• [Исходный отрывок]
----

Ссылки для упрощенного доступа




Марина Тимашева: В Государственный музей Востока из Казани привезли на выставку татарские шамаили. Это самобытная форма изобразительного искусства, представляющая собой сплав каллиграфии, живописи и коллажа. Ее изучала Лиля Пальвелева


Лиля Пальвелева: Татарские шамаили настолько особенное явление, возникшее в 19-м веке и распространившееся только на территории Среднего Поволжья, что в день московского вернисажа даже сотрудники Музея Востока признавались, что они видят шамаили впервые. Показательно, что одним словом не разъяснишь, что это за феномен. Все встреченные мною определения странны и построены на сравнениях. Сообщается, что это не картина, но подобно картине, благо, всегда в деревянной раме, шамаиль в татарских домах служил украшением жилища. Затем, это не икона, но с религией, а именно с исламом, содержание этих изображений связано напрямую. И, наконец, это не амулет, однако, согласно народным представлениям, шамаиль оберегал дом от всех напастей. Поначалу шамаили были только написанными масляными красками на оборотной стороне стекла. Для красоты на незакрашенные участки накладывалась фольга. Потом широкое хождение получили отпечатанные типографским способом шамаили. Один из авторов каталога выставки, историк сказаний Игорь Алексеев подчеркивает.

Игорь Алексеев: Центром этой экспозиции является коллекция, которая, возможно, ляжет в основу некоего музейного проекта. Это, прежде всего, печатные шамаили рубежа 19-го – 20-го веков. Анализ этих шамаилей представляет достаточно серьезный научный вызов для искусствоведов и востоковедов, прежде всего, потому что он требует объединения усилий специалистов разных профилей. Классический татарский печатный шамаиль вполне мог содержать в себе тексты одновременно на арабском, персидском, старотатарском языках, какие-то османские вкрапления, и так далее. И вот то, что было понятно средней руки образованному городскому татарину сто лет назад, сегодня требует фактически создания мини института для расшифровки этого культурного пласта. Здесь действительно в подготовке и этой выставки, и этого каталога приняли участие казанские искусствоведы, но помимо искусствоведов здесь пришлось привлечь текстологов арабистов, тюркологов, исламоведов. То есть мы имеем комплексный культурный феномен, который, в общем-то, дает материал для научного анализа самым разным специалистам, и очень приятно, что этот коллектив удалось объединить вокруг культурного явления, глубоко исламского по сути, и имеющего глубочайшие корни на территории нашей страны.

----

• [Исходные записи]
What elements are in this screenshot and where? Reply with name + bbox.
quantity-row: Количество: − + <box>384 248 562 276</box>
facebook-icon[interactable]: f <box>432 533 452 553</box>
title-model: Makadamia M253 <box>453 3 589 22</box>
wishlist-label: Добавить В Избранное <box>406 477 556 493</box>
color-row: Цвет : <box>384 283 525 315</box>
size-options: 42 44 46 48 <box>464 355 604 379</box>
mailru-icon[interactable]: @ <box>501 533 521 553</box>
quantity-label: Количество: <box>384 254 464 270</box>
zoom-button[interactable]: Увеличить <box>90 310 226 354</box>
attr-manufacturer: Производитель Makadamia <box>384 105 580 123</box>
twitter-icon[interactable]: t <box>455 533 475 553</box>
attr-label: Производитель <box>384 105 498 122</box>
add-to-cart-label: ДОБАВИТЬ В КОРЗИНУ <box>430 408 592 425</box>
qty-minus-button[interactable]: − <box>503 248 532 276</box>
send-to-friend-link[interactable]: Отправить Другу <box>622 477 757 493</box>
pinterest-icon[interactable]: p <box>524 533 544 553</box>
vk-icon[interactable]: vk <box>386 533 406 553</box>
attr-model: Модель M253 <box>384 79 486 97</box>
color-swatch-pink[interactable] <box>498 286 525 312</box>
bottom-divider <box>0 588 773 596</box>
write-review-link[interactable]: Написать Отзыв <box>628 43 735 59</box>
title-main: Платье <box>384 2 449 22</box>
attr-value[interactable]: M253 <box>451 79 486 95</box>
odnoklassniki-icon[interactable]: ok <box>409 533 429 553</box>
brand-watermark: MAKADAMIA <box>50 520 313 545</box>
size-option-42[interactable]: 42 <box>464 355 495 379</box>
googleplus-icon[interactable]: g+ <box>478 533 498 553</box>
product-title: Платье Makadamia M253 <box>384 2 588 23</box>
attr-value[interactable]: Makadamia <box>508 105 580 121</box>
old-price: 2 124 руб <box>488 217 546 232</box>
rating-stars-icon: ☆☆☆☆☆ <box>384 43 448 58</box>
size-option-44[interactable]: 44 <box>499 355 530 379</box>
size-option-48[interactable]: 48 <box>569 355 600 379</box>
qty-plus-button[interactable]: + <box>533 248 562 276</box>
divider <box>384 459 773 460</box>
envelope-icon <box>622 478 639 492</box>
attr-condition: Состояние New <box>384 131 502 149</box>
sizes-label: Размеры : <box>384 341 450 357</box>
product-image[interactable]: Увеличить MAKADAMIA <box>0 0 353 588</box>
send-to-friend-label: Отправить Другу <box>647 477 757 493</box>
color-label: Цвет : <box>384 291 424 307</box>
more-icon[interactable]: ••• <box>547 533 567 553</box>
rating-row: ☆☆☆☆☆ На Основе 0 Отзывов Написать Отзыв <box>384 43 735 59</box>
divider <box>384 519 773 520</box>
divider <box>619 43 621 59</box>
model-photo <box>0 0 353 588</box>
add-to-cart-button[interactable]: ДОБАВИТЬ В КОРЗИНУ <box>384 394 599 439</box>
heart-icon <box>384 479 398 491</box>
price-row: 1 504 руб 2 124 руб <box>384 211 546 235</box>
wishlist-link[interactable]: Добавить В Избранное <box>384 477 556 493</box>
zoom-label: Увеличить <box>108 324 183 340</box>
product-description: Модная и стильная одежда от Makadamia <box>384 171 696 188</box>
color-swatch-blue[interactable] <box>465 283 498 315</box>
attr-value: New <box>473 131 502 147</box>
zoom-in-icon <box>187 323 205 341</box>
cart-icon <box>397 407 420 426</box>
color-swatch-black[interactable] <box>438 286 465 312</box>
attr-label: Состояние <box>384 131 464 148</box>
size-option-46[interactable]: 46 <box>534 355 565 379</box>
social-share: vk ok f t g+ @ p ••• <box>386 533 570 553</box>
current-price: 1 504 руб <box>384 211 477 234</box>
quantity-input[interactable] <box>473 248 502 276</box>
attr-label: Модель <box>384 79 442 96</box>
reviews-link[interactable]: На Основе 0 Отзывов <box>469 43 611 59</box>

----

• [Что нужно сделать]
Ответьте на вопросы по отрывку о татарских шамаилях:
(а) В каком веке возникли шамаили и на какой территории они распространились?
(б) Что накладывали на незакрашенные участки стекла?
(в) На каких трех языках одновременно мог содержать тексты классический татарский печатный шамаиль?

• [Результат задания]
(а) В 19-м веке, на территории Среднего Поволжья.
(б) Фольгу.
(в) На арабском, персидском и старотатарском.